WHAT IS REQUIRED: Please print all of the material below, word for word.

PROVIDED RECORDS:
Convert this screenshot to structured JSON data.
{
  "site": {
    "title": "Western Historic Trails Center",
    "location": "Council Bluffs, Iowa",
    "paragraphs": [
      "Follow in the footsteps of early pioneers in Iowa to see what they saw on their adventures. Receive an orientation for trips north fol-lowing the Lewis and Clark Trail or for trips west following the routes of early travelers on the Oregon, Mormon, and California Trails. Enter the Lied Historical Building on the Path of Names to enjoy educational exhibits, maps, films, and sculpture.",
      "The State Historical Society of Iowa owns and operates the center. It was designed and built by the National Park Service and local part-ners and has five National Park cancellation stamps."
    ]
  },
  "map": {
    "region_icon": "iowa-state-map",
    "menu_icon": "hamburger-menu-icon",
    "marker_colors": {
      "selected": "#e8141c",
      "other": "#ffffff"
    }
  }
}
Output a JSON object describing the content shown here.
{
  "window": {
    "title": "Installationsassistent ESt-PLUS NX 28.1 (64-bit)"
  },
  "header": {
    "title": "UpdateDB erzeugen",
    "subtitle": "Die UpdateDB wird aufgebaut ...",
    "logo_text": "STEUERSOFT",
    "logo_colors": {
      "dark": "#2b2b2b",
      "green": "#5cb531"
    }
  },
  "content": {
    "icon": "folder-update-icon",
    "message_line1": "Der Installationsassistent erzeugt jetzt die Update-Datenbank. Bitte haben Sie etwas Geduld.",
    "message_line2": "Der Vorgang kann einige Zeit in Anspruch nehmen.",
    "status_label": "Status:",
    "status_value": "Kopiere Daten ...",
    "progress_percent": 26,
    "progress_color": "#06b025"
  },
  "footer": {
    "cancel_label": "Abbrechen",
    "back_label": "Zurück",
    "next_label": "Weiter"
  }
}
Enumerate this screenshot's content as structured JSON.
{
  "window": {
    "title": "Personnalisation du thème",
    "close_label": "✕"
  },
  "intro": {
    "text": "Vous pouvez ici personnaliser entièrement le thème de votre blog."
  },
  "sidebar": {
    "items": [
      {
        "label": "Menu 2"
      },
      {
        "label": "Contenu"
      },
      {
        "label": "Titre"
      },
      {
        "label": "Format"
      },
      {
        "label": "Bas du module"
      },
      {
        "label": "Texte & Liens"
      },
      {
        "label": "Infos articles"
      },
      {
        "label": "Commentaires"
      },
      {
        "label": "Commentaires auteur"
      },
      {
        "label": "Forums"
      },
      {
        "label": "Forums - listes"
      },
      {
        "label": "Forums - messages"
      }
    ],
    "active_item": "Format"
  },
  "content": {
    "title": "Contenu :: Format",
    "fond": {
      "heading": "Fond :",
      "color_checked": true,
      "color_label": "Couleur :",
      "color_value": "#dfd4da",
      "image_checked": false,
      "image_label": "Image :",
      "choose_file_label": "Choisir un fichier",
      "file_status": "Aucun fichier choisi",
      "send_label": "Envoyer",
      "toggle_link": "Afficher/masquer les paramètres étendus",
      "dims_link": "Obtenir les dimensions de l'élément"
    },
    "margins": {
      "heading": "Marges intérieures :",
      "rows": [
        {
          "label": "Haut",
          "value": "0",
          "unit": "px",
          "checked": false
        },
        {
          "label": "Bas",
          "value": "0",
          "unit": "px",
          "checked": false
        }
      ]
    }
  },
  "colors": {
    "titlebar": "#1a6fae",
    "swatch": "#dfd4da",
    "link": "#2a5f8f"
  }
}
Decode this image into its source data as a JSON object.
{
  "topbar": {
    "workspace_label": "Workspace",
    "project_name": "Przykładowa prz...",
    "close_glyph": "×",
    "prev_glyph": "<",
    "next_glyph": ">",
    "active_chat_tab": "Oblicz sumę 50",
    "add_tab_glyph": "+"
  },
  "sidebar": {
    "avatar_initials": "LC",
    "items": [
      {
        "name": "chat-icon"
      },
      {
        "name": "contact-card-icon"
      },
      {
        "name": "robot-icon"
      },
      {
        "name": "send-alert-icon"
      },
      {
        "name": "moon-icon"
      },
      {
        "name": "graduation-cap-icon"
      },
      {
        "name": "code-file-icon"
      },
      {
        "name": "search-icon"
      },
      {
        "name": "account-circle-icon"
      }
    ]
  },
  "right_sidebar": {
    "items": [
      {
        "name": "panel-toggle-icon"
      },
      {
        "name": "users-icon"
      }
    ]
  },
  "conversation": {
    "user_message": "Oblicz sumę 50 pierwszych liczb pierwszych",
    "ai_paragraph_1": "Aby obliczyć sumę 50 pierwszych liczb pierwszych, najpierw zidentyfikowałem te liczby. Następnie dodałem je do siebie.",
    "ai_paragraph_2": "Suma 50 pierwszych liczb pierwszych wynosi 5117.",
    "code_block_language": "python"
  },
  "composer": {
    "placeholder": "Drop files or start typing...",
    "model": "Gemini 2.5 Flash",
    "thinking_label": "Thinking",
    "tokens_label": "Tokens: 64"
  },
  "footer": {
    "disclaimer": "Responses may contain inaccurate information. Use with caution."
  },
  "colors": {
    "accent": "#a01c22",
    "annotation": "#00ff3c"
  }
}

ANSWER BELOW:
Convert this screenshot to structured JSON data.
{
  "site": {
    "title": "Western Historic Trails Center",
    "location": "Council Bluffs, Iowa",
    "paragraphs": [
      "Follow in the footsteps of early pioneers in Iowa to see what they saw on their adventures. Receive an orientation for trips north fol-lowing the Lewis and Clark Trail or for trips west following the routes of early travelers on the Oregon, Mormon, and California Trails. Enter the Lied Historical Building on the Path of Names to enjoy educational exhibits, maps, films, and sculpture.",
      "The State Historical Society of Iowa owns and operates the center. It was designed and built by the National Park Service and local part-ners and has five National Park cancellation stamps."
    ]
  },
  "map": {
    "region_icon": "iowa-state-map",
    "menu_icon": "hamburger-menu-icon",
    "marker_colors": {
      "selected": "#e8141c",
      "other": "#ffffff"
    }
  }
}
Output a JSON object describing the content shown here.
{
  "window": {
    "title": "Installationsassistent ESt-PLUS NX 28.1 (64-bit)"
  },
  "header": {
    "title": "UpdateDB erzeugen",
    "subtitle": "Die UpdateDB wird aufgebaut ...",
    "logo_text": "STEUERSOFT",
    "logo_colors": {
      "dark": "#2b2b2b",
      "green": "#5cb531"
    }
  },
  "content": {
    "icon": "folder-update-icon",
    "message_line1": "Der Installationsassistent erzeugt jetzt die Update-Datenbank. Bitte haben Sie etwas Geduld.",
    "message_line2": "Der Vorgang kann einige Zeit in Anspruch nehmen.",
    "status_label": "Status:",
    "status_value": "Kopiere Daten ...",
    "progress_percent": 26,
    "progress_color": "#06b025"
  },
  "footer": {
    "cancel_label": "Abbrechen",
    "back_label": "Zurück",
    "next_label": "Weiter"
  }
}
Enumerate this screenshot's content as structured JSON.
{
  "window": {
    "title": "Personnalisation du thème",
    "close_label": "✕"
  },
  "intro": {
    "text": "Vous pouvez ici personnaliser entièrement le thème de votre blog."
  },
  "sidebar": {
    "items": [
      {
        "label": "Menu 2"
      },
      {
        "label": "Contenu"
      },
      {
        "label": "Titre"
      },
      {
        "label": "Format"
      },
      {
        "label": "Bas du module"
      },
      {
        "label": "Texte & Liens"
      },
      {
        "label": "Infos articles"
      },
      {
        "label": "Commentaires"
      },
      {
        "label": "Commentaires auteur"
      },
      {
        "label": "Forums"
      },
      {
        "label": "Forums - listes"
      },
      {
        "label": "Forums - messages"
      }
    ],
    "active_item": "Format"
  },
  "content": {
    "title": "Contenu :: Format",
    "fond": {
      "heading": "Fond :",
      "color_checked": true,
      "color_label": "Couleur :",
      "color_value": "#dfd4da",
      "image_checked": false,
      "image_label": "Image :",
      "choose_file_label": "Choisir un fichier",
      "file_status": "Aucun fichier choisi",
      "send_label": "Envoyer",
      "toggle_link": "Afficher/masquer les paramètres étendus",
      "dims_link": "Obtenir les dimensions de l'élément"
    },
    "margins": {
      "heading": "Marges intérieures :",
      "rows": [
        {
          "label": "Haut",
          "value": "0",
          "unit": "px",
          "checked": false
        },
        {
          "label": "Bas",
          "value": "0",
          "unit": "px",
          "checked": false
        }
      ]
    }
  },
  "colors": {
    "titlebar": "#1a6fae",
    "swatch": "#dfd4da",
    "link": "#2a5f8f"
  }
}
Decode this image into its source data as a JSON object.
{
  "topbar": {
    "workspace_label": "Workspace",
    "project_name": "Przykładowa prz...",
    "close_glyph": "×",
    "prev_glyph": "<",
    "next_glyph": ">",
    "active_chat_tab": "Oblicz sumę 50",
    "add_tab_glyph": "+"
  },
  "sidebar": {
    "avatar_initials": "LC",
    "items": [
      {
        "name": "chat-icon"
      },
      {
        "name": "contact-card-icon"
      },
      {
        "name": "robot-icon"
      },
      {
        "name": "send-alert-icon"
      },
      {
        "name": "moon-icon"
      },
      {
        "name": "graduation-cap-icon"
      },
      {
        "name": "code-file-icon"
      },
      {
        "name": "search-icon"
      },
      {
        "name": "account-circle-icon"
      }
    ]
  },
  "right_sidebar": {
    "items": [
      {
        "name": "panel-toggle-icon"
      },
      {
        "name": "users-icon"
      }
    ]
  },
  "conversation": {
    "user_message": "Oblicz sumę 50 pierwszych liczb pierwszych",
    "ai_paragraph_1": "Aby obliczyć sumę 50 pierwszych liczb pierwszych, najpierw zidentyfikowałem te liczby. Następnie dodałem je do siebie.",
    "ai_paragraph_2": "Suma 50 pierwszych liczb pierwszych wynosi 5117.",
    "code_block_language": "python"
  },
  "composer": {
    "placeholder": "Drop files or start typing...",
    "model": "Gemini 2.5 Flash",
    "thinking_label": "Thinking",
    "tokens_label": "Tokens: 64"
  },
  "footer": {
    "disclaimer": "Responses may contain inaccurate information. Use with caution."
  },
  "colors": {
    "accent": "#a01c22",
    "annotation": "#00ff3c"
  }
}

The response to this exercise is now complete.